[Stored items]
○ ○ ○ ○ ○
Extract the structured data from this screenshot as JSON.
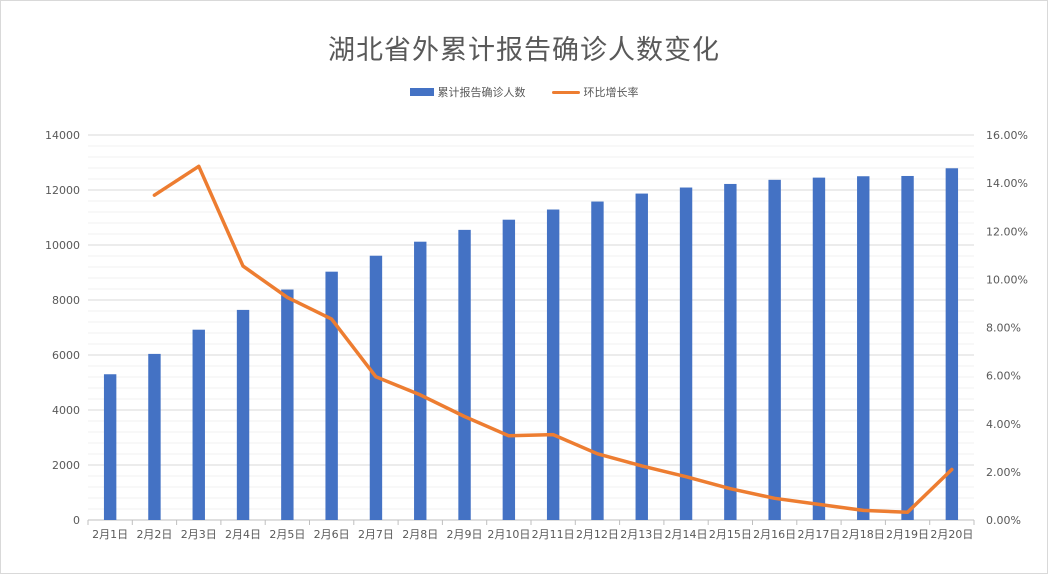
{
  "chart_data": {
    "type": "bar",
    "title": "湖北省外累计报告确诊人数变化",
    "categories": [
      "2月1日",
      "2月2日",
      "2月3日",
      "2月4日",
      "2月5日",
      "2月6日",
      "2月7日",
      "2月8日",
      "2月9日",
      "2月10日",
      "2月11日",
      "2月12日",
      "2月13日",
      "2月14日",
      "2月15日",
      "2月16日",
      "2月17日",
      "2月18日",
      "2月19日",
      "2月20日"
    ],
    "series": [
      {
        "name": "累计报告确诊人数",
        "kind": "bar",
        "axis": "left",
        "color": "#4472c4",
        "values": [
          5300,
          6040,
          6920,
          7640,
          8380,
          9030,
          9610,
          10120,
          10550,
          10920,
          11290,
          11580,
          11870,
          12090,
          12220,
          12370,
          12450,
          12500,
          12510,
          12790
        ]
      },
      {
        "name": "环比增长率",
        "kind": "line",
        "axis": "right",
        "color": "#ed7d31",
        "values": [
          null,
          13.5,
          14.7,
          10.55,
          9.25,
          8.35,
          5.95,
          5.2,
          4.3,
          3.5,
          3.55,
          2.75,
          2.25,
          1.8,
          1.3,
          0.9,
          0.65,
          0.4,
          0.32,
          2.1
        ]
      }
    ],
    "y_left": {
      "min": 0,
      "max": 14000,
      "major_step": 2000,
      "ticks": [
        "0",
        "2000",
        "4000",
        "6000",
        "8000",
        "10000",
        "12000",
        "14000"
      ]
    },
    "y_right": {
      "min": 0,
      "max": 16,
      "major_step": 2,
      "ticks": [
        "0.00%",
        "2.00%",
        "4.00%",
        "6.00%",
        "8.00%",
        "10.00%",
        "12.00%",
        "14.00%",
        "16.00%"
      ]
    },
    "grid": true,
    "minor_grid": true,
    "legend_position": "top"
  }
}
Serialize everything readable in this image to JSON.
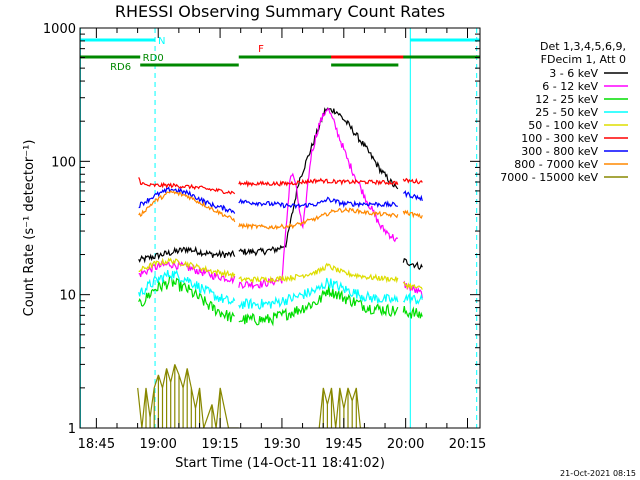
{
  "chart_data": {
    "type": "line",
    "title": "RHESSI Observing Summary Count Rates",
    "xlabel": "Start Time (14-Oct-11 18:41:02)",
    "ylabel": "Count Rate (s⁻¹ detector⁻¹)",
    "yscale": "log",
    "ylim": [
      1,
      1000
    ],
    "xlim_minutes_after_start": [
      0,
      97
    ],
    "x_ticks": [
      {
        "label": "18:45",
        "t": 3.97
      },
      {
        "label": "19:00",
        "t": 18.97
      },
      {
        "label": "19:15",
        "t": 33.97
      },
      {
        "label": "19:30",
        "t": 48.97
      },
      {
        "label": "19:45",
        "t": 63.97
      },
      {
        "label": "20:00",
        "t": 78.97
      },
      {
        "label": "20:15",
        "t": 93.97
      }
    ],
    "y_ticks": [
      {
        "label": "1",
        "v": 1
      },
      {
        "label": "10",
        "v": 10
      },
      {
        "label": "100",
        "v": 100
      },
      {
        "label": "1000",
        "v": 1000
      }
    ],
    "legend": {
      "position": "top-right",
      "header": [
        "Det 1,3,4,5,6,9,",
        "FDecim 1, Att 0"
      ],
      "entries": [
        {
          "label": "3 - 6 keV",
          "color": "#000000"
        },
        {
          "label": "6 - 12 keV",
          "color": "#ff00ff"
        },
        {
          "label": "12 - 25 keV",
          "color": "#00dd00"
        },
        {
          "label": "25 - 50 keV",
          "color": "#00ffff"
        },
        {
          "label": "50 - 100 keV",
          "color": "#dddd00"
        },
        {
          "label": "100 - 300 keV",
          "color": "#ff0000"
        },
        {
          "label": "300 - 800 keV",
          "color": "#0000ff"
        },
        {
          "label": "800 - 7000 keV",
          "color": "#ff8800"
        },
        {
          "label": "7000 - 15000 keV",
          "color": "#888800"
        }
      ]
    },
    "flag_bars": [
      {
        "label": "N",
        "color": "#00ffff",
        "level": 1,
        "segments": [
          [
            0,
            18.2
          ],
          [
            80.1,
            97
          ]
        ]
      },
      {
        "label": "F",
        "color": "#ff0000",
        "level": 2,
        "segments": [
          [
            50,
            79
          ]
        ]
      },
      {
        "label": "RD0",
        "color": "#008800",
        "level": 2,
        "segments": [
          [
            0,
            14.6
          ],
          [
            38.5,
            60.9
          ],
          [
            78.4,
            97
          ]
        ]
      },
      {
        "label": "RD6",
        "color": "#008800",
        "level": 3,
        "segments": [
          [
            14.6,
            38.5
          ],
          [
            60.9,
            77.2
          ]
        ]
      }
    ],
    "vertical_markers": [
      {
        "t": 0.1,
        "color": "#00ffff",
        "style": "solid"
      },
      {
        "t": 18.2,
        "color": "#00ffff",
        "style": "dashed"
      },
      {
        "t": 80.1,
        "color": "#00ffff",
        "style": "solid"
      },
      {
        "t": 96.2,
        "color": "#00ffff",
        "style": "dashed"
      }
    ],
    "data_intervals": [
      [
        14.0,
        37.6
      ],
      [
        38.5,
        77.2
      ],
      [
        78.4,
        83.2
      ]
    ],
    "series": [
      {
        "name": "3 - 6 keV",
        "color": "#000000",
        "noise": 0.025,
        "points": [
          [
            14.0,
            18
          ],
          [
            20,
            20
          ],
          [
            26,
            22
          ],
          [
            32,
            20
          ],
          [
            37.6,
            20
          ],
          [
            38.5,
            21
          ],
          [
            44,
            21
          ],
          [
            48,
            22
          ],
          [
            50,
            24
          ],
          [
            53,
            70
          ],
          [
            57,
            150
          ],
          [
            59.5,
            245
          ],
          [
            62,
            240
          ],
          [
            65,
            190
          ],
          [
            69,
            130
          ],
          [
            73,
            85
          ],
          [
            77.2,
            60
          ],
          [
            78.4,
            18
          ],
          [
            83.2,
            16
          ]
        ]
      },
      {
        "name": "6 - 12 keV",
        "color": "#ff00ff",
        "noise": 0.03,
        "points": [
          [
            14.0,
            14
          ],
          [
            18,
            16
          ],
          [
            22,
            17
          ],
          [
            26,
            16
          ],
          [
            32,
            14
          ],
          [
            37.6,
            13
          ],
          [
            38.5,
            12
          ],
          [
            44,
            12
          ],
          [
            49,
            13
          ],
          [
            51,
            80
          ],
          [
            52,
            75
          ],
          [
            54,
            30
          ],
          [
            56,
            110
          ],
          [
            58,
            190
          ],
          [
            60,
            255
          ],
          [
            62,
            180
          ],
          [
            65,
            100
          ],
          [
            69,
            55
          ],
          [
            73,
            32
          ],
          [
            77.2,
            25
          ],
          [
            78.4,
            12
          ],
          [
            83.2,
            10
          ]
        ]
      },
      {
        "name": "12 - 25 keV",
        "color": "#00dd00",
        "noise": 0.045,
        "points": [
          [
            14.0,
            8
          ],
          [
            18,
            11
          ],
          [
            22,
            12.5
          ],
          [
            26,
            11
          ],
          [
            32,
            8
          ],
          [
            37.6,
            6.5
          ],
          [
            38.5,
            6.5
          ],
          [
            46,
            6.5
          ],
          [
            52,
            7.5
          ],
          [
            58,
            9
          ],
          [
            60,
            11
          ],
          [
            64,
            9.5
          ],
          [
            70,
            8
          ],
          [
            77.2,
            7.5
          ],
          [
            78.4,
            7.5
          ],
          [
            83.2,
            7
          ]
        ]
      },
      {
        "name": "25 - 50 keV",
        "color": "#00ffff",
        "noise": 0.04,
        "points": [
          [
            14.0,
            10
          ],
          [
            18,
            12.5
          ],
          [
            22,
            14.5
          ],
          [
            26,
            13
          ],
          [
            32,
            10
          ],
          [
            37.6,
            8.5
          ],
          [
            38.5,
            8.5
          ],
          [
            46,
            8.5
          ],
          [
            52,
            9.5
          ],
          [
            58,
            11
          ],
          [
            60,
            12.5
          ],
          [
            64,
            11
          ],
          [
            70,
            9.5
          ],
          [
            77.2,
            9
          ],
          [
            78.4,
            9.5
          ],
          [
            83.2,
            9
          ]
        ]
      },
      {
        "name": "50 - 100 keV",
        "color": "#dddd00",
        "noise": 0.02,
        "points": [
          [
            14.0,
            15
          ],
          [
            18,
            17
          ],
          [
            22,
            18
          ],
          [
            26,
            17
          ],
          [
            32,
            15
          ],
          [
            37.6,
            14
          ],
          [
            38.5,
            13
          ],
          [
            46,
            13
          ],
          [
            52,
            13.5
          ],
          [
            58,
            15
          ],
          [
            60,
            16.5
          ],
          [
            64,
            14.5
          ],
          [
            70,
            13.5
          ],
          [
            77.2,
            13
          ],
          [
            78.4,
            12
          ],
          [
            83.2,
            11
          ]
        ]
      },
      {
        "name": "100 - 300 keV",
        "color": "#ff0000",
        "noise": 0.015,
        "points": [
          [
            14.0,
            80
          ],
          [
            14.6,
            70
          ],
          [
            16,
            66
          ],
          [
            22,
            66
          ],
          [
            28,
            64
          ],
          [
            34,
            60
          ],
          [
            37.6,
            58
          ],
          [
            38.5,
            68
          ],
          [
            44,
            68
          ],
          [
            50,
            68
          ],
          [
            54,
            70
          ],
          [
            58,
            72
          ],
          [
            60,
            71
          ],
          [
            64,
            70
          ],
          [
            70,
            70
          ],
          [
            77.2,
            69
          ],
          [
            78.4,
            72
          ],
          [
            83.2,
            70
          ]
        ]
      },
      {
        "name": "300 - 800 keV",
        "color": "#0000ff",
        "noise": 0.018,
        "points": [
          [
            14.0,
            46
          ],
          [
            18,
            55
          ],
          [
            22,
            62
          ],
          [
            26,
            58
          ],
          [
            32,
            47
          ],
          [
            37.6,
            42
          ],
          [
            38.5,
            50
          ],
          [
            46,
            48
          ],
          [
            52,
            46
          ],
          [
            58,
            48
          ],
          [
            60,
            52
          ],
          [
            64,
            48
          ],
          [
            70,
            48
          ],
          [
            77.2,
            47
          ],
          [
            78.4,
            58
          ],
          [
            83.2,
            52
          ]
        ]
      },
      {
        "name": "800 - 7000 keV",
        "color": "#ff8800",
        "noise": 0.015,
        "points": [
          [
            14.0,
            38
          ],
          [
            18,
            50
          ],
          [
            22,
            59
          ],
          [
            26,
            55
          ],
          [
            32,
            44
          ],
          [
            37.6,
            36
          ],
          [
            38.5,
            33
          ],
          [
            46,
            32
          ],
          [
            52,
            33
          ],
          [
            58,
            38
          ],
          [
            62,
            43
          ],
          [
            66,
            43
          ],
          [
            70,
            41
          ],
          [
            77.2,
            39
          ],
          [
            78.4,
            42
          ],
          [
            83.2,
            38
          ]
        ]
      },
      {
        "name": "7000 - 15000 keV",
        "color": "#888800",
        "noise": 0.0,
        "points": [
          [
            14.0,
            2
          ],
          [
            15,
            1
          ],
          [
            16,
            2
          ],
          [
            17,
            1.2
          ],
          [
            18,
            2
          ],
          [
            19,
            2.5
          ],
          [
            20,
            2
          ],
          [
            21,
            2.8
          ],
          [
            22,
            2.2
          ],
          [
            23,
            3
          ],
          [
            24,
            2.5
          ],
          [
            25,
            2
          ],
          [
            26,
            2.8
          ],
          [
            27,
            2
          ],
          [
            28,
            1.4
          ],
          [
            29,
            2
          ],
          [
            30,
            1
          ],
          [
            32,
            1.5
          ],
          [
            33,
            1
          ],
          [
            34,
            2
          ],
          [
            36,
            1
          ],
          [
            37.6,
            1
          ],
          [
            38.5,
            1
          ],
          [
            58,
            1
          ],
          [
            59,
            2
          ],
          [
            60,
            1.5
          ],
          [
            61,
            2
          ],
          [
            62,
            1
          ],
          [
            63,
            2
          ],
          [
            64,
            1.4
          ],
          [
            65,
            2
          ],
          [
            66,
            1.6
          ],
          [
            67,
            2
          ],
          [
            68,
            1
          ],
          [
            70,
            1
          ],
          [
            77.2,
            1
          ]
        ]
      }
    ]
  },
  "footer": {
    "timestamp": "21-Oct-2021 08:15"
  }
}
○ ○ ○ ○ ○
Report the number of lines above that contain the word "noise", and only that number.

## Written answer
9